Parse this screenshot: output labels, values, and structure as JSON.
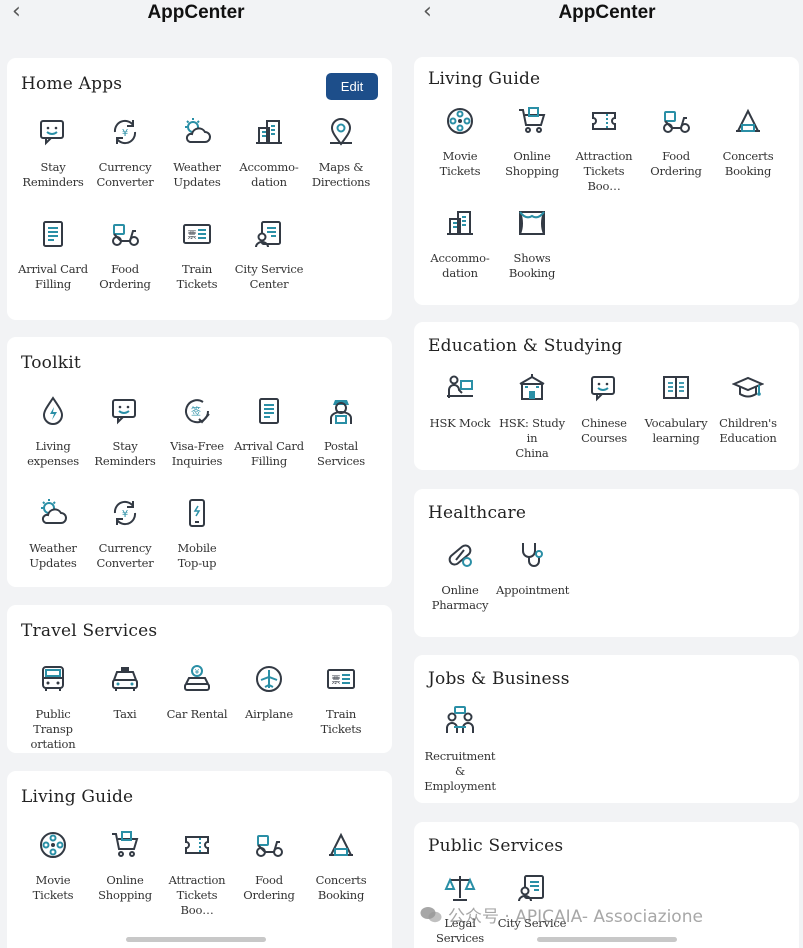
{
  "app_title": "AppCenter",
  "back_symbol": "‹",
  "left": {
    "home_apps": {
      "title": "Home Apps",
      "edit_label": "Edit",
      "items": [
        {
          "label": "Stay\nReminders",
          "icon": "chat-smile-icon"
        },
        {
          "label": "Currency\nConverter",
          "icon": "currency-exchange-icon"
        },
        {
          "label": "Weather\nUpdates",
          "icon": "weather-icon"
        },
        {
          "label": "Accommo-\ndation",
          "icon": "building-icon"
        },
        {
          "label": "Maps &\nDirections",
          "icon": "map-pin-icon"
        },
        {
          "label": "Arrival Card\nFilling",
          "icon": "document-icon"
        },
        {
          "label": "Food Ordering",
          "icon": "scooter-icon"
        },
        {
          "label": "Train Tickets",
          "icon": "ticket-card-icon"
        },
        {
          "label": "City Service\nCenter",
          "icon": "service-doc-icon"
        }
      ]
    },
    "toolkit": {
      "title": "Toolkit",
      "items": [
        {
          "label": "Living\nexpenses",
          "icon": "utility-drop-icon"
        },
        {
          "label": "Stay\nReminders",
          "icon": "chat-smile-icon"
        },
        {
          "label": "Visa-Free\nInquiries",
          "icon": "visa-check-icon"
        },
        {
          "label": "Arrival Card\nFilling",
          "icon": "document-icon"
        },
        {
          "label": "Postal\nServices",
          "icon": "postman-icon"
        },
        {
          "label": "Weather\nUpdates",
          "icon": "weather-icon"
        },
        {
          "label": "Currency\nConverter",
          "icon": "currency-exchange-icon"
        },
        {
          "label": "Mobile\nTop-up",
          "icon": "mobile-phone-icon"
        }
      ]
    },
    "travel": {
      "title": "Travel Services",
      "items": [
        {
          "label": "Public Transp\nortation",
          "icon": "bus-icon"
        },
        {
          "label": "Taxi",
          "icon": "taxi-icon"
        },
        {
          "label": "Car Rental",
          "icon": "car-rental-icon"
        },
        {
          "label": "Airplane",
          "icon": "airplane-icon"
        },
        {
          "label": "Train Tickets",
          "icon": "ticket-card-icon"
        }
      ]
    },
    "living_guide": {
      "title": "Living Guide",
      "items": [
        {
          "label": "Movie Tickets",
          "icon": "film-reel-icon"
        },
        {
          "label": "Online\nShopping",
          "icon": "shopping-cart-icon"
        },
        {
          "label": "Attraction\nTickets Boo…",
          "icon": "ticket-icon"
        },
        {
          "label": "Food Ordering",
          "icon": "scooter-icon"
        },
        {
          "label": "Concerts\nBooking",
          "icon": "concert-hall-icon"
        }
      ]
    }
  },
  "right": {
    "living_guide": {
      "title": "Living Guide",
      "items": [
        {
          "label": "Movie Tickets",
          "icon": "film-reel-icon"
        },
        {
          "label": "Online\nShopping",
          "icon": "shopping-cart-icon"
        },
        {
          "label": "Attraction\nTickets Boo…",
          "icon": "ticket-icon"
        },
        {
          "label": "Food Ordering",
          "icon": "scooter-icon"
        },
        {
          "label": "Concerts\nBooking",
          "icon": "concert-hall-icon"
        },
        {
          "label": "Accommo-\ndation",
          "icon": "building-icon"
        },
        {
          "label": "Shows\nBooking",
          "icon": "stage-curtain-icon"
        }
      ]
    },
    "education": {
      "title": "Education & Studying",
      "items": [
        {
          "label": "HSK Mock",
          "icon": "student-desk-icon"
        },
        {
          "label": "HSK: Study in\nChina",
          "icon": "school-building-icon"
        },
        {
          "label": "Chinese\nCourses",
          "icon": "chat-smile-icon"
        },
        {
          "label": "Vocabulary\nlearning",
          "icon": "open-book-icon"
        },
        {
          "label": "Children's\nEducation",
          "icon": "graduation-cap-icon"
        }
      ]
    },
    "healthcare": {
      "title": "Healthcare",
      "items": [
        {
          "label": "Online\nPharmacy",
          "icon": "pill-icon"
        },
        {
          "label": "Appointment",
          "icon": "stethoscope-icon"
        }
      ]
    },
    "jobs": {
      "title": "Jobs & Business",
      "items": [
        {
          "label": "Recruitment &\nEmployment",
          "icon": "interview-icon"
        }
      ]
    },
    "public": {
      "title": "Public Services",
      "items": [
        {
          "label": "Legal Services",
          "icon": "scales-icon"
        },
        {
          "label": "City Service",
          "icon": "service-doc-icon"
        }
      ]
    }
  },
  "watermark": "公众号 · APICAIA- Associazione",
  "colors": {
    "accent": "#1d4e8a",
    "icon_dark": "#333a44",
    "icon_teal": "#2a8fa6"
  }
}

::::::::::

(TASK STATEMENT) Copy every line of the data word for word, omitting the images.

(THE ANSWER)
Parse this screenshot: output labels, values, and structure as JSON.
{
  "app_title": "AppCenter",
  "back_symbol": "‹",
  "left": {
    "home_apps": {
      "title": "Home Apps",
      "edit_label": "Edit",
      "items": [
        {
          "label": "Stay\nReminders",
          "icon": "chat-smile-icon"
        },
        {
          "label": "Currency\nConverter",
          "icon": "currency-exchange-icon"
        },
        {
          "label": "Weather\nUpdates",
          "icon": "weather-icon"
        },
        {
          "label": "Accommo-\ndation",
          "icon": "building-icon"
        },
        {
          "label": "Maps &\nDirections",
          "icon": "map-pin-icon"
        },
        {
          "label": "Arrival Card\nFilling",
          "icon": "document-icon"
        },
        {
          "label": "Food Ordering",
          "icon": "scooter-icon"
        },
        {
          "label": "Train Tickets",
          "icon": "ticket-card-icon"
        },
        {
          "label": "City Service\nCenter",
          "icon": "service-doc-icon"
        }
      ]
    },
    "toolkit": {
      "title": "Toolkit",
      "items": [
        {
          "label": "Living\nexpenses",
          "icon": "utility-drop-icon"
        },
        {
          "label": "Stay\nReminders",
          "icon": "chat-smile-icon"
        },
        {
          "label": "Visa-Free\nInquiries",
          "icon": "visa-check-icon"
        },
        {
          "label": "Arrival Card\nFilling",
          "icon": "document-icon"
        },
        {
          "label": "Postal\nServices",
          "icon": "postman-icon"
        },
        {
          "label": "Weather\nUpdates",
          "icon": "weather-icon"
        },
        {
          "label": "Currency\nConverter",
          "icon": "currency-exchange-icon"
        },
        {
          "label": "Mobile\nTop-up",
          "icon": "mobile-phone-icon"
        }
      ]
    },
    "travel": {
      "title": "Travel Services",
      "items": [
        {
          "label": "Public Transp\nortation",
          "icon": "bus-icon"
        },
        {
          "label": "Taxi",
          "icon": "taxi-icon"
        },
        {
          "label": "Car Rental",
          "icon": "car-rental-icon"
        },
        {
          "label": "Airplane",
          "icon": "airplane-icon"
        },
        {
          "label": "Train Tickets",
          "icon": "ticket-card-icon"
        }
      ]
    },
    "living_guide": {
      "title": "Living Guide",
      "items": [
        {
          "label": "Movie Tickets",
          "icon": "film-reel-icon"
        },
        {
          "label": "Online\nShopping",
          "icon": "shopping-cart-icon"
        },
        {
          "label": "Attraction\nTickets Boo…",
          "icon": "ticket-icon"
        },
        {
          "label": "Food Ordering",
          "icon": "scooter-icon"
        },
        {
          "label": "Concerts\nBooking",
          "icon": "concert-hall-icon"
        }
      ]
    }
  },
  "right": {
    "living_guide": {
      "title": "Living Guide",
      "items": [
        {
          "label": "Movie Tickets",
          "icon": "film-reel-icon"
        },
        {
          "label": "Online\nShopping",
          "icon": "shopping-cart-icon"
        },
        {
          "label": "Attraction\nTickets Boo…",
          "icon": "ticket-icon"
        },
        {
          "label": "Food Ordering",
          "icon": "scooter-icon"
        },
        {
          "label": "Concerts\nBooking",
          "icon": "concert-hall-icon"
        },
        {
          "label": "Accommo-\ndation",
          "icon": "building-icon"
        },
        {
          "label": "Shows\nBooking",
          "icon": "stage-curtain-icon"
        }
      ]
    },
    "education": {
      "title": "Education & Studying",
      "items": [
        {
          "label": "HSK Mock",
          "icon": "student-desk-icon"
        },
        {
          "label": "HSK: Study in\nChina",
          "icon": "school-building-icon"
        },
        {
          "label": "Chinese\nCourses",
          "icon": "chat-smile-icon"
        },
        {
          "label": "Vocabulary\nlearning",
          "icon": "open-book-icon"
        },
        {
          "label": "Children's\nEducation",
          "icon": "graduation-cap-icon"
        }
      ]
    },
    "healthcare": {
      "title": "Healthcare",
      "items": [
        {
          "label": "Online\nPharmacy",
          "icon": "pill-icon"
        },
        {
          "label": "Appointment",
          "icon": "stethoscope-icon"
        }
      ]
    },
    "jobs": {
      "title": "Jobs & Business",
      "items": [
        {
          "label": "Recruitment &\nEmployment",
          "icon": "interview-icon"
        }
      ]
    },
    "public": {
      "title": "Public Services",
      "items": [
        {
          "label": "Legal Services",
          "icon": "scales-icon"
        },
        {
          "label": "City Service",
          "icon": "service-doc-icon"
        }
      ]
    }
  },
  "watermark": "公众号 · APICAIA- Associazione",
  "colors": {
    "accent": "#1d4e8a",
    "icon_dark": "#333a44",
    "icon_teal": "#2a8fa6"
  }
}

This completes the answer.